**Stated problem**
Put the rows below, from the very first line up to and including the line with "- status-bar: T-Mobile", into a JSON list of strings with one string per line, leaving out any blank lines.

**Supplied material**

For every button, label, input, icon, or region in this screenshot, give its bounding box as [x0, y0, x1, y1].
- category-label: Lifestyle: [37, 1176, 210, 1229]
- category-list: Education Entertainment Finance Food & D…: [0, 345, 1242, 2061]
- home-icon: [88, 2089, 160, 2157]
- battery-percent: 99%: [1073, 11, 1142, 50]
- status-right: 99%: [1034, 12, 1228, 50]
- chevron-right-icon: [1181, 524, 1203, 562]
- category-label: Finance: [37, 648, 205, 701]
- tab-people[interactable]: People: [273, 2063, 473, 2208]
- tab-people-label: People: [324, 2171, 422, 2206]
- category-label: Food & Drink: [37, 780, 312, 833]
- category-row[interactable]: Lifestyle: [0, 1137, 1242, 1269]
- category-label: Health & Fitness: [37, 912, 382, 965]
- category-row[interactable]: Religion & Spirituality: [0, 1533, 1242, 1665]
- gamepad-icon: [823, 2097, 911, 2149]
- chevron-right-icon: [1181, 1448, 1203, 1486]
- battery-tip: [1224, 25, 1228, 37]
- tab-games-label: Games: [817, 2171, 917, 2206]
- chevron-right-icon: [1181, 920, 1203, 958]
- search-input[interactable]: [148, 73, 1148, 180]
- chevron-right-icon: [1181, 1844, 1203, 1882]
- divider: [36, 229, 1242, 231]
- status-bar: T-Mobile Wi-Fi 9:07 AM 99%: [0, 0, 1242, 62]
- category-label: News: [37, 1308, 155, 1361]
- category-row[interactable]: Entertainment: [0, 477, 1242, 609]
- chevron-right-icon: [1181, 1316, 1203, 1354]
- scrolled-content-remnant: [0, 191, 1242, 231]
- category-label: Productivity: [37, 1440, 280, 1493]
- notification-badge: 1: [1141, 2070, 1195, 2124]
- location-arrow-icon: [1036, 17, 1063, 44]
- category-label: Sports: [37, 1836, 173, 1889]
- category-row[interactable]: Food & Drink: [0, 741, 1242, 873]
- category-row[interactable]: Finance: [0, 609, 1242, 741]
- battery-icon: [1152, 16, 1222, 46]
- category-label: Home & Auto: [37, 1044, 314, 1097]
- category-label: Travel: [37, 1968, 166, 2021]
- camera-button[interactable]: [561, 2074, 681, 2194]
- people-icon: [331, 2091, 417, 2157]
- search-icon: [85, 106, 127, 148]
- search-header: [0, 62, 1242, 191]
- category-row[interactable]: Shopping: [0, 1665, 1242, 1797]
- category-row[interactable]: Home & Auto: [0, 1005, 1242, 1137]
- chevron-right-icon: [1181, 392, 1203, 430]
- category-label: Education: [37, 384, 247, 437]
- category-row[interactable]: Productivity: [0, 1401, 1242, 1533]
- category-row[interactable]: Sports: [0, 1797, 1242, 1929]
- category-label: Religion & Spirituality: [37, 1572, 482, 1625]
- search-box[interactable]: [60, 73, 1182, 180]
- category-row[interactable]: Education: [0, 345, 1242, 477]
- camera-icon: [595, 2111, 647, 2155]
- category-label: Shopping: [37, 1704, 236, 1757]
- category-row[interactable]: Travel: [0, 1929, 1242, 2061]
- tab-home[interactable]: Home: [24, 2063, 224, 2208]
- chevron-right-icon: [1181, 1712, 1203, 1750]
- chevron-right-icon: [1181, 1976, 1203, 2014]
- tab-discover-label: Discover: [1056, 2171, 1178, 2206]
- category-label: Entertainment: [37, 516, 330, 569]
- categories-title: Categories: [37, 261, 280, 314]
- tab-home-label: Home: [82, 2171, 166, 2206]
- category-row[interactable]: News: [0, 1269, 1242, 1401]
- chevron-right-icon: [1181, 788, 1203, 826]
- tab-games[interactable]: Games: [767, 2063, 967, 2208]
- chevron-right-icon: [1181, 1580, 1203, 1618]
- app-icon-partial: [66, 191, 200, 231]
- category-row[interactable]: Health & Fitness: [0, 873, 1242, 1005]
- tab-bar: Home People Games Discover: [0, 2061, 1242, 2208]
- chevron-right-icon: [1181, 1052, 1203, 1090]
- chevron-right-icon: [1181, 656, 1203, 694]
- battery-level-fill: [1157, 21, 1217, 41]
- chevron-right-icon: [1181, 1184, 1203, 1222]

**Exercise output**
[
  "For every button, label, input, icon, or region in this screenshot, give its bounding box as [x0, y0, x1, y1].",
  "- category-label: Lifestyle: [37, 1176, 210, 1229]",
  "- category-list: Education Entertainment Finance Food & D…: [0, 345, 1242, 2061]",
  "- home-icon: [88, 2089, 160, 2157]",
  "- battery-percent: 99%: [1073, 11, 1142, 50]",
  "- status-right: 99%: [1034, 12, 1228, 50]",
  "- chevron-right-icon: [1181, 524, 1203, 562]",
  "- category-label: Finance: [37, 648, 205, 701]",
  "- tab-people[interactable]: People: [273, 2063, 473, 2208]",
  "- tab-people-label: People: [324, 2171, 422, 2206]",
  "- category-label: Food & Drink: [37, 780, 312, 833]",
  "- category-row[interactable]: Lifestyle: [0, 1137, 1242, 1269]",
  "- category-label: Health & Fitness: [37, 912, 382, 965]",
  "- category-row[interactable]: Religion & Spirituality: [0, 1533, 1242, 1665]",
  "- gamepad-icon: [823, 2097, 911, 2149]",
  "- chevron-right-icon: [1181, 1448, 1203, 1486]",
  "- battery-tip: [1224, 25, 1228, 37]",
  "- tab-games-label: Games: [817, 2171, 917, 2206]",
  "- chevron-right-icon: [1181, 920, 1203, 958]",
  "- search-input[interactable]: [148, 73, 1148, 180]",
  "- chevron-right-icon: [1181, 1844, 1203, 1882]",
  "- divider: [36, 229, 1242, 231]",
  "- status-bar: T-Mobile Wi-Fi 9:07 AM 99%: [0, 0, 1242, 62]"
]